What the exercise asks. Write out every line of the material exactly as it appears.

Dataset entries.
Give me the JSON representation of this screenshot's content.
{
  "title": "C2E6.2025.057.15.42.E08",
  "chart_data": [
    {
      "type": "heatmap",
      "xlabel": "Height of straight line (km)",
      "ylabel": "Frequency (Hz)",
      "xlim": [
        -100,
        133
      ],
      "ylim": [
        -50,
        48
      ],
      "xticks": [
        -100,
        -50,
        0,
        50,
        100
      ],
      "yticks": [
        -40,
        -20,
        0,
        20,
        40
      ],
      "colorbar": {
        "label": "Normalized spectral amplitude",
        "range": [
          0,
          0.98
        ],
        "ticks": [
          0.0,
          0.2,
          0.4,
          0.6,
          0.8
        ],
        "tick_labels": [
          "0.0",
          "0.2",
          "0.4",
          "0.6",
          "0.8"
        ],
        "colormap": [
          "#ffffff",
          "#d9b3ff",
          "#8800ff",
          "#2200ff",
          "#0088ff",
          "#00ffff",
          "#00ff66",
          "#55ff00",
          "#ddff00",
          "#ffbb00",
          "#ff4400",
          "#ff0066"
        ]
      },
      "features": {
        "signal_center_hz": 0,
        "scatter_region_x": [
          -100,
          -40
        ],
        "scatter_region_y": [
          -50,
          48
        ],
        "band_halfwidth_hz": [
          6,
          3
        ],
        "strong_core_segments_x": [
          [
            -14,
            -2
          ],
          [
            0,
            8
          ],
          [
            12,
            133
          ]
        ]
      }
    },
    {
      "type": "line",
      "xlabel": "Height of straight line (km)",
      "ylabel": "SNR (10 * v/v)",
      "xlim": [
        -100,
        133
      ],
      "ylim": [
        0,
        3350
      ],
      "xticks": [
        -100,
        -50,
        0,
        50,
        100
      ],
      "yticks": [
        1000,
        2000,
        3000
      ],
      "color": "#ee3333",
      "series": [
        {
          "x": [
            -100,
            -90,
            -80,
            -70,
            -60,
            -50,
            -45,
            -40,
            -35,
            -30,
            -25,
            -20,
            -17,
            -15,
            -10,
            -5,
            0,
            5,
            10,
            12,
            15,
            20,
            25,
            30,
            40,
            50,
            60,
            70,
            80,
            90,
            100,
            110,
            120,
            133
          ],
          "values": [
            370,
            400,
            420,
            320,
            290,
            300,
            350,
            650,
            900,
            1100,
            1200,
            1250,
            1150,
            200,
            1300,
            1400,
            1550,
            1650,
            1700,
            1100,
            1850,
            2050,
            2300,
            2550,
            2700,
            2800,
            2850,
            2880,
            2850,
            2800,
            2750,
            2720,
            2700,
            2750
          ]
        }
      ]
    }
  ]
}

Solution below.
Give me the JSON representation of this screenshot's content.
{
  "title": "C2E6.2025.057.15.42.E08",
  "chart_data": [
    {
      "type": "heatmap",
      "xlabel": "Height of straight line (km)",
      "ylabel": "Frequency (Hz)",
      "xlim": [
        -100,
        133
      ],
      "ylim": [
        -50,
        48
      ],
      "xticks": [
        -100,
        -50,
        0,
        50,
        100
      ],
      "yticks": [
        -40,
        -20,
        0,
        20,
        40
      ],
      "colorbar": {
        "label": "Normalized spectral amplitude",
        "range": [
          0,
          0.98
        ],
        "ticks": [
          0.0,
          0.2,
          0.4,
          0.6,
          0.8
        ],
        "tick_labels": [
          "0.0",
          "0.2",
          "0.4",
          "0.6",
          "0.8"
        ],
        "colormap": [
          "#ffffff",
          "#d9b3ff",
          "#8800ff",
          "#2200ff",
          "#0088ff",
          "#00ffff",
          "#00ff66",
          "#55ff00",
          "#ddff00",
          "#ffbb00",
          "#ff4400",
          "#ff0066"
        ]
      },
      "features": {
        "signal_center_hz": 0,
        "scatter_region_x": [
          -100,
          -40
        ],
        "scatter_region_y": [
          -50,
          48
        ],
        "band_halfwidth_hz": [
          6,
          3
        ],
        "strong_core_segments_x": [
          [
            -14,
            -2
          ],
          [
            0,
            8
          ],
          [
            12,
            133
          ]
        ]
      }
    },
    {
      "type": "line",
      "xlabel": "Height of straight line (km)",
      "ylabel": "SNR (10 * v/v)",
      "xlim": [
        -100,
        133
      ],
      "ylim": [
        0,
        3350
      ],
      "xticks": [
        -100,
        -50,
        0,
        50,
        100
      ],
      "yticks": [
        1000,
        2000,
        3000
      ],
      "color": "#ee3333",
      "series": [
        {
          "x": [
            -100,
            -90,
            -80,
            -70,
            -60,
            -50,
            -45,
            -40,
            -35,
            -30,
            -25,
            -20,
            -17,
            -15,
            -10,
            -5,
            0,
            5,
            10,
            12,
            15,
            20,
            25,
            30,
            40,
            50,
            60,
            70,
            80,
            90,
            100,
            110,
            120,
            133
          ],
          "values": [
            370,
            400,
            420,
            320,
            290,
            300,
            350,
            650,
            900,
            1100,
            1200,
            1250,
            1150,
            200,
            1300,
            1400,
            1550,
            1650,
            1700,
            1100,
            1850,
            2050,
            2300,
            2550,
            2700,
            2800,
            2850,
            2880,
            2850,
            2800,
            2750,
            2720,
            2700,
            2750
          ]
        }
      ]
    }
  ]
}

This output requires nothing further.